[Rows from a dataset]
--- start ---
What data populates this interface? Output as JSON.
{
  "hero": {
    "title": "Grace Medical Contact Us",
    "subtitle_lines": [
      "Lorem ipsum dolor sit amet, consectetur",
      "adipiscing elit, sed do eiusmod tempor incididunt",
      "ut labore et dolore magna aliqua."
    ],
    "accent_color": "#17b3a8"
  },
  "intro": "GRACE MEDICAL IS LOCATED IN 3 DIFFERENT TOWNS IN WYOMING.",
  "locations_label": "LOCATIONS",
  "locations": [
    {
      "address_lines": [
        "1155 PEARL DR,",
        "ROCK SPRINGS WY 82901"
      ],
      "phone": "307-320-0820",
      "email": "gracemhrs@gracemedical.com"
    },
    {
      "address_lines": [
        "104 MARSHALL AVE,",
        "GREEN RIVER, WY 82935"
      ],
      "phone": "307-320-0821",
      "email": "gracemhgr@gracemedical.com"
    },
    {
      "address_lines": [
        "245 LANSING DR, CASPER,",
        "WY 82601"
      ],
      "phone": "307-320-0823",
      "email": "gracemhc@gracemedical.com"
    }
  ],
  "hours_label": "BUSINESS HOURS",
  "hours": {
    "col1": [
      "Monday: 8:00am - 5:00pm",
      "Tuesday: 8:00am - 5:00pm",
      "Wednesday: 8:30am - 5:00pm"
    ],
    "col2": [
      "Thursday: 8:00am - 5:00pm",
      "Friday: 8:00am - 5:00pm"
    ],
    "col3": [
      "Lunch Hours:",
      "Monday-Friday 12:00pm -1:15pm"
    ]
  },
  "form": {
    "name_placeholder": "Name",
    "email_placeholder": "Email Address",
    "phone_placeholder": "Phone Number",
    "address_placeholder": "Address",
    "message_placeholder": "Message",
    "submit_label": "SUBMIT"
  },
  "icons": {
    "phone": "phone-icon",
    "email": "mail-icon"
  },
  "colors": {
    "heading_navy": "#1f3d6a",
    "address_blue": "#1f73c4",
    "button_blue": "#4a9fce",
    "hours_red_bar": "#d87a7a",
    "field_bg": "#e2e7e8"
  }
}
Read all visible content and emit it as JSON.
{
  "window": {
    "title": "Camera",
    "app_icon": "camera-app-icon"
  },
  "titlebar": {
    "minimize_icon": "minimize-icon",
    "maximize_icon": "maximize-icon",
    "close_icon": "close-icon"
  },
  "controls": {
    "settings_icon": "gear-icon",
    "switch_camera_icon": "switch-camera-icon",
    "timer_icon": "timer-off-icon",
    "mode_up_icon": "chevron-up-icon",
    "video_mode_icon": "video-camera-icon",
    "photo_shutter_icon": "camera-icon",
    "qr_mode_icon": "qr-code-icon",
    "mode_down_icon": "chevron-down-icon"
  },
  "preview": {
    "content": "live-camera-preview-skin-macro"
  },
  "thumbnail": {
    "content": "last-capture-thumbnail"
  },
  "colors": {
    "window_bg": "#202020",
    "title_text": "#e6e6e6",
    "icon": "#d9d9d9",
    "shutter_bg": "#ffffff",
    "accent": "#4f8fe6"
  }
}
--- end ---
• [CHALLENGE]:
Reproduce the material precisely, including every line.

• [RESPONSE]:
What data populates this interface? Output as JSON.
{
  "hero": {
    "title": "Grace Medical Contact Us",
    "subtitle_lines": [
      "Lorem ipsum dolor sit amet, consectetur",
      "adipiscing elit, sed do eiusmod tempor incididunt",
      "ut labore et dolore magna aliqua."
    ],
    "accent_color": "#17b3a8"
  },
  "intro": "GRACE MEDICAL IS LOCATED IN 3 DIFFERENT TOWNS IN WYOMING.",
  "locations_label": "LOCATIONS",
  "locations": [
    {
      "address_lines": [
        "1155 PEARL DR,",
        "ROCK SPRINGS WY 82901"
      ],
      "phone": "307-320-0820",
      "email": "gracemhrs@gracemedical.com"
    },
    {
      "address_lines": [
        "104 MARSHALL AVE,",
        "GREEN RIVER, WY 82935"
      ],
      "phone": "307-320-0821",
      "email": "gracemhgr@gracemedical.com"
    },
    {
      "address_lines": [
        "245 LANSING DR, CASPER,",
        "WY 82601"
      ],
      "phone": "307-320-0823",
      "email": "gracemhc@gracemedical.com"
    }
  ],
  "hours_label": "BUSINESS HOURS",
  "hours": {
    "col1": [
      "Monday: 8:00am - 5:00pm",
      "Tuesday: 8:00am - 5:00pm",
      "Wednesday: 8:30am - 5:00pm"
    ],
    "col2": [
      "Thursday: 8:00am - 5:00pm",
      "Friday: 8:00am - 5:00pm"
    ],
    "col3": [
      "Lunch Hours:",
      "Monday-Friday 12:00pm -1:15pm"
    ]
  },
  "form": {
    "name_placeholder": "Name",
    "email_placeholder": "Email Address",
    "phone_placeholder": "Phone Number",
    "address_placeholder": "Address",
    "message_placeholder": "Message",
    "submit_label": "SUBMIT"
  },
  "icons": {
    "phone": "phone-icon",
    "email": "mail-icon"
  },
  "colors": {
    "heading_navy": "#1f3d6a",
    "address_blue": "#1f73c4",
    "button_blue": "#4a9fce",
    "hours_red_bar": "#d87a7a",
    "field_bg": "#e2e7e8"
  }
}
Read all visible content and emit it as JSON.
{
  "window": {
    "title": "Camera",
    "app_icon": "camera-app-icon"
  },
  "titlebar": {
    "minimize_icon": "minimize-icon",
    "maximize_icon": "maximize-icon",
    "close_icon": "close-icon"
  },
  "controls": {
    "settings_icon": "gear-icon",
    "switch_camera_icon": "switch-camera-icon",
    "timer_icon": "timer-off-icon",
    "mode_up_icon": "chevron-up-icon",
    "video_mode_icon": "video-camera-icon",
    "photo_shutter_icon": "camera-icon",
    "qr_mode_icon": "qr-code-icon",
    "mode_down_icon": "chevron-down-icon"
  },
  "preview": {
    "content": "live-camera-preview-skin-macro"
  },
  "thumbnail": {
    "content": "last-capture-thumbnail"
  },
  "colors": {
    "window_bg": "#202020",
    "title_text": "#e6e6e6",
    "icon": "#d9d9d9",
    "shutter_bg": "#ffffff",
    "accent": "#4f8fe6"
  }
}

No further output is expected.